** start Extracted records **
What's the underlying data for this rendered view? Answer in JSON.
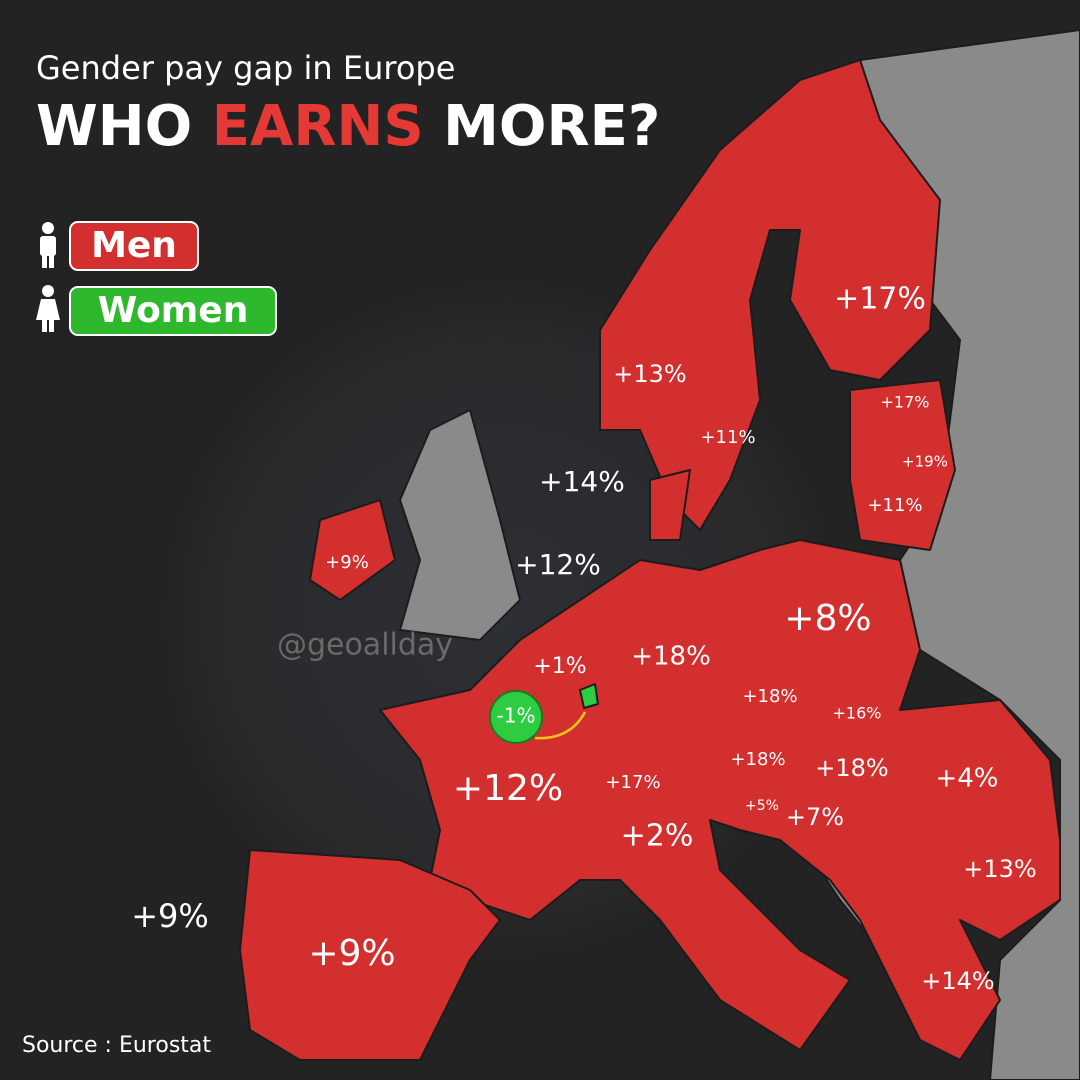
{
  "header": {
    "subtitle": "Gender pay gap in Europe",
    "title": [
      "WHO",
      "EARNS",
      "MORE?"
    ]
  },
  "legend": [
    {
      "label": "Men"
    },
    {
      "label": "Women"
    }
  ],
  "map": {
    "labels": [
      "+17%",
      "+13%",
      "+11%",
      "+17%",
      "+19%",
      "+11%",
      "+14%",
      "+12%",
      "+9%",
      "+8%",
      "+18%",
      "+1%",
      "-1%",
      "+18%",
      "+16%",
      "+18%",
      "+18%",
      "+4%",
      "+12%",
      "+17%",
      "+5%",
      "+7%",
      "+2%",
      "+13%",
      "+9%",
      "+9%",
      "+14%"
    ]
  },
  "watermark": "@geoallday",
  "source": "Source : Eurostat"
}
** end Extracted records **
> [Exercise task]
Leave the pictures out and write out every entry exactly as given.

> [Written answer]
What's the underlying data for this rendered view? Answer in JSON.
{
  "header": {
    "subtitle": "Gender pay gap in Europe",
    "title": [
      "WHO",
      "EARNS",
      "MORE?"
    ]
  },
  "legend": [
    {
      "label": "Men"
    },
    {
      "label": "Women"
    }
  ],
  "map": {
    "labels": [
      "+17%",
      "+13%",
      "+11%",
      "+17%",
      "+19%",
      "+11%",
      "+14%",
      "+12%",
      "+9%",
      "+8%",
      "+18%",
      "+1%",
      "-1%",
      "+18%",
      "+16%",
      "+18%",
      "+18%",
      "+4%",
      "+12%",
      "+17%",
      "+5%",
      "+7%",
      "+2%",
      "+13%",
      "+9%",
      "+9%",
      "+14%"
    ]
  },
  "watermark": "@geoallday",
  "source": "Source : Eurostat"
}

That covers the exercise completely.